**What you need to do**
All entries must be repeated exactly; do not include the pictures.

Source data:

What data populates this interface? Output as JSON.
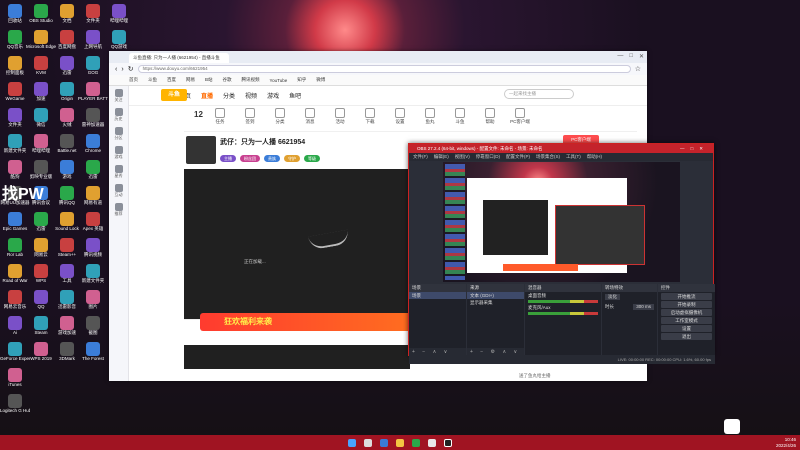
{
  "desktop": {
    "col1": [
      "回收站",
      "QQ音乐",
      "控制面板",
      "WeGame",
      "文件夹",
      "新建文件夹",
      "酷狗",
      "网易UU加速器",
      "Epic Games",
      "Ror Lab",
      "Road of War",
      "网易云音乐",
      "Ai",
      "GeForce Experience",
      "iTunes",
      "Logitech G Hub"
    ],
    "col2": [
      "OBS Studio",
      "Microsoft Edge",
      "KVM",
      "加速",
      "微信",
      "哔哩哔哩",
      "剪映专业版",
      "腾讯会议",
      "迅雷",
      "网易云",
      "WPS",
      "QQ",
      "Steam",
      "WPS 2019"
    ],
    "col3": [
      "文档",
      "百度网盘",
      "迅雷",
      "Origin",
      "火绒",
      "Battle.net",
      "游戏",
      "腾讯QQ",
      "Sound Lock",
      "Steam++",
      "工具",
      "迅雷影音",
      "游戏加速",
      "3DMark"
    ],
    "col4": [
      "文件夹",
      "上网导航",
      "GOG",
      "PLAYER BATTLEGROUNDS",
      "雷神加速器",
      "Chrome",
      "迅雷",
      "网易有道",
      "Apex 英雄",
      "腾讯视频",
      "新建文件夹",
      "图片",
      "截图",
      "The Forest"
    ],
    "col5": [
      "哔哩哔哩",
      "QQ游戏"
    ],
    "pw_text": "找PW"
  },
  "browser": {
    "tab_label": "斗鱼直播: 只为一人播 (6621954) - 直播斗鱼",
    "address": "https://www.douyu.com/6621954",
    "bookmarks": [
      "首页",
      "斗鱼",
      "百度",
      "网易",
      "B站",
      "谷歌",
      "腾讯视频",
      "YouTube",
      "知乎",
      "微博"
    ],
    "sidebar": [
      "关注",
      "历史",
      "分区",
      "游戏",
      "星秀",
      "互动",
      "推荐"
    ],
    "nav": [
      "首页",
      "直播",
      "分类",
      "视频",
      "游戏",
      "鱼吧"
    ],
    "nav_active": "直播",
    "search_placeholder": "一起来找主播",
    "level_number": "12",
    "categories": [
      "任务",
      "签到",
      "分类",
      "消息",
      "活动",
      "下载",
      "设置",
      "鱼丸",
      "斗鱼",
      "帮助",
      "PC客户端"
    ],
    "room": {
      "title": "武仔：只为一人播  6621954",
      "badges": [
        "主播",
        "粉丝团",
        "贵族",
        "守护",
        "等级"
      ],
      "pc_button": "PC客户端"
    },
    "player_status": "正在加载...",
    "promo_text": "狂欢福利来袭",
    "chat_footer": "送了鱼丸给主播"
  },
  "obs": {
    "title": "OBS 27.2.4 (64-bit, windows) - 配置文件: 未命名 - 场景: 未命名",
    "menu": [
      "文件(F)",
      "编辑(E)",
      "视图(V)",
      "停靠窗口(D)",
      "配置文件(P)",
      "场景集合(S)",
      "工具(T)",
      "帮助(H)"
    ],
    "docks": {
      "scenes_header": "场景",
      "scenes": [
        "场景"
      ],
      "sources_header": "来源",
      "sources": [
        "文本 (GDI+)",
        "显示器采集"
      ],
      "mixer_header": "混音器",
      "mixer": [
        "桌面音频",
        "麦克风/Aux"
      ],
      "transitions_header": "转场特效",
      "transition_type": "淡化",
      "duration_label": "时长",
      "duration_value": "300 ms",
      "controls_header": "控件",
      "controls": [
        "开始推流",
        "开始录制",
        "启动虚拟摄像机",
        "工作室模式",
        "设置",
        "退出"
      ]
    },
    "status": "LIVE: 00:00:00   REC: 00:00:00   CPU: 1.6%, 60.00 fps"
  },
  "taskbar": {
    "time": "10:46",
    "date": "2022/4/26"
  },
  "colors": {
    "taskbar": "#a01422",
    "obs_title": "#c4232b",
    "accent_orange": "#ff6a00",
    "promo": "#ff3b2f"
  }
}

**Written solution**
What data populates this interface? Output as JSON.
{
  "desktop": {
    "col1": [
      "回收站",
      "QQ音乐",
      "控制面板",
      "WeGame",
      "文件夹",
      "新建文件夹",
      "酷狗",
      "网易UU加速器",
      "Epic Games",
      "Ror Lab",
      "Road of War",
      "网易云音乐",
      "Ai",
      "GeForce Experience",
      "iTunes",
      "Logitech G Hub"
    ],
    "col2": [
      "OBS Studio",
      "Microsoft Edge",
      "KVM",
      "加速",
      "微信",
      "哔哩哔哩",
      "剪映专业版",
      "腾讯会议",
      "迅雷",
      "网易云",
      "WPS",
      "QQ",
      "Steam",
      "WPS 2019"
    ],
    "col3": [
      "文档",
      "百度网盘",
      "迅雷",
      "Origin",
      "火绒",
      "Battle.net",
      "游戏",
      "腾讯QQ",
      "Sound Lock",
      "Steam++",
      "工具",
      "迅雷影音",
      "游戏加速",
      "3DMark"
    ],
    "col4": [
      "文件夹",
      "上网导航",
      "GOG",
      "PLAYER BATTLEGROUNDS",
      "雷神加速器",
      "Chrome",
      "迅雷",
      "网易有道",
      "Apex 英雄",
      "腾讯视频",
      "新建文件夹",
      "图片",
      "截图",
      "The Forest"
    ],
    "col5": [
      "哔哩哔哩",
      "QQ游戏"
    ],
    "pw_text": "找PW"
  },
  "browser": {
    "tab_label": "斗鱼直播: 只为一人播 (6621954) - 直播斗鱼",
    "address": "https://www.douyu.com/6621954",
    "bookmarks": [
      "首页",
      "斗鱼",
      "百度",
      "网易",
      "B站",
      "谷歌",
      "腾讯视频",
      "YouTube",
      "知乎",
      "微博"
    ],
    "sidebar": [
      "关注",
      "历史",
      "分区",
      "游戏",
      "星秀",
      "互动",
      "推荐"
    ],
    "nav": [
      "首页",
      "直播",
      "分类",
      "视频",
      "游戏",
      "鱼吧"
    ],
    "nav_active": "直播",
    "search_placeholder": "一起来找主播",
    "level_number": "12",
    "categories": [
      "任务",
      "签到",
      "分类",
      "消息",
      "活动",
      "下载",
      "设置",
      "鱼丸",
      "斗鱼",
      "帮助",
      "PC客户端"
    ],
    "room": {
      "title": "武仔：只为一人播  6621954",
      "badges": [
        "主播",
        "粉丝团",
        "贵族",
        "守护",
        "等级"
      ],
      "pc_button": "PC客户端"
    },
    "player_status": "正在加载...",
    "promo_text": "狂欢福利来袭",
    "chat_footer": "送了鱼丸给主播"
  },
  "obs": {
    "title": "OBS 27.2.4 (64-bit, windows) - 配置文件: 未命名 - 场景: 未命名",
    "menu": [
      "文件(F)",
      "编辑(E)",
      "视图(V)",
      "停靠窗口(D)",
      "配置文件(P)",
      "场景集合(S)",
      "工具(T)",
      "帮助(H)"
    ],
    "docks": {
      "scenes_header": "场景",
      "scenes": [
        "场景"
      ],
      "sources_header": "来源",
      "sources": [
        "文本 (GDI+)",
        "显示器采集"
      ],
      "mixer_header": "混音器",
      "mixer": [
        "桌面音频",
        "麦克风/Aux"
      ],
      "transitions_header": "转场特效",
      "transition_type": "淡化",
      "duration_label": "时长",
      "duration_value": "300 ms",
      "controls_header": "控件",
      "controls": [
        "开始推流",
        "开始录制",
        "启动虚拟摄像机",
        "工作室模式",
        "设置",
        "退出"
      ]
    },
    "status": "LIVE: 00:00:00   REC: 00:00:00   CPU: 1.6%, 60.00 fps"
  },
  "taskbar": {
    "time": "10:46",
    "date": "2022/4/26"
  },
  "colors": {
    "taskbar": "#a01422",
    "obs_title": "#c4232b",
    "accent_orange": "#ff6a00",
    "promo": "#ff3b2f"
  }
}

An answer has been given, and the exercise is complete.